Problem statement:
Leaving out every picture, quote the data below exactly as it appears.

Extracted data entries
------------------------------------------------
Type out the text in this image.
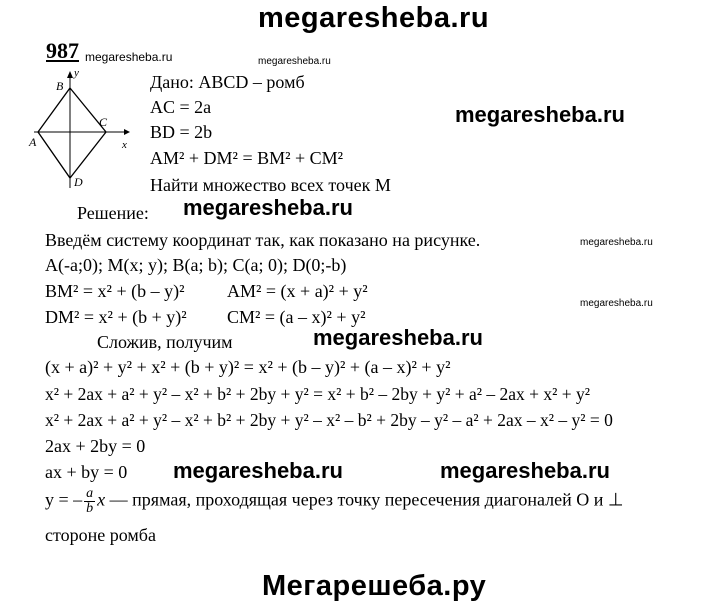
megaresheba.ru
megaresheba.ru	megaresheba.ru
megaresheba.ru
megaresheba.ru
megaresheba.ru
megaresheba.ru
megaresheba.ru
megaresheba.ru	megaresheba.ru
Мегарешеба.ру
987
y
B
C
A	x
D
Дано: ABCD – ромб
AC = 2a
BD = 2b
AM² + DM² = BM² + CM²
Найти множество всех точек M
Решение:
Введём систему координат так, как показано на рисунке.
A(-a;0); M(x; y); B(a; b); C(a; 0); D(0;-b)
BM² = x² + (b – y)² AM² = (x + a)² + y²
DM² = x² + (b + y)² CM² = (a – x)² + y²
Сложив, получим
(x + a)² + y² + x² + (b + y)² = x² + (b – y)² + (a – x)² + y²
x² + 2ax + a² + y² – x² + b² + 2by + y² = x² + b² – 2by + y² + a² – 2ax + x² + y²
x² + 2ax + a² + y² – x² + b² + 2by + y² – x² – b² + 2by – y² – a² + 2ax – x² – y² = 0
2ax + 2by = 0
ax + by = 0
y = – $\frac{a}{b}$ x — прямая, проходящая через точку пересечения диагоналей O и ⊥
стороне ромба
------------------------------------------------
Written response:
Type out the text in this image.
megaresheba.ru
megaresheba.ru	megaresheba.ru
megaresheba.ru
megaresheba.ru
megaresheba.ru
megaresheba.ru
megaresheba.ru
megaresheba.ru	megaresheba.ru
Мегарешеба.ру
987
y
B
C
A	x
D
Дано: ABCD – ромб
AC = 2a
BD = 2b
AM² + DM² = BM² + CM²
Найти множество всех точек M
Решение:
Введём систему координат так, как показано на рисунке.
A(-a;0); M(x; y); B(a; b); C(a; 0); D(0;-b)
BM² = x² + (b – y)² AM² = (x + a)² + y²
DM² = x² + (b + y)² CM² = (a – x)² + y²
Сложив, получим
(x + a)² + y² + x² + (b + y)² = x² + (b – y)² + (a – x)² + y²
x² + 2ax + a² + y² – x² + b² + 2by + y² = x² + b² – 2by + y² + a² – 2ax + x² + y²
x² + 2ax + a² + y² – x² + b² + 2by + y² – x² – b² + 2by – y² – a² + 2ax – x² – y² = 0
2ax + 2by = 0
ax + by = 0
y = – $\frac{a}{b}$ x — прямая, проходящая через точку пересечения диагоналей O и ⊥
стороне ромба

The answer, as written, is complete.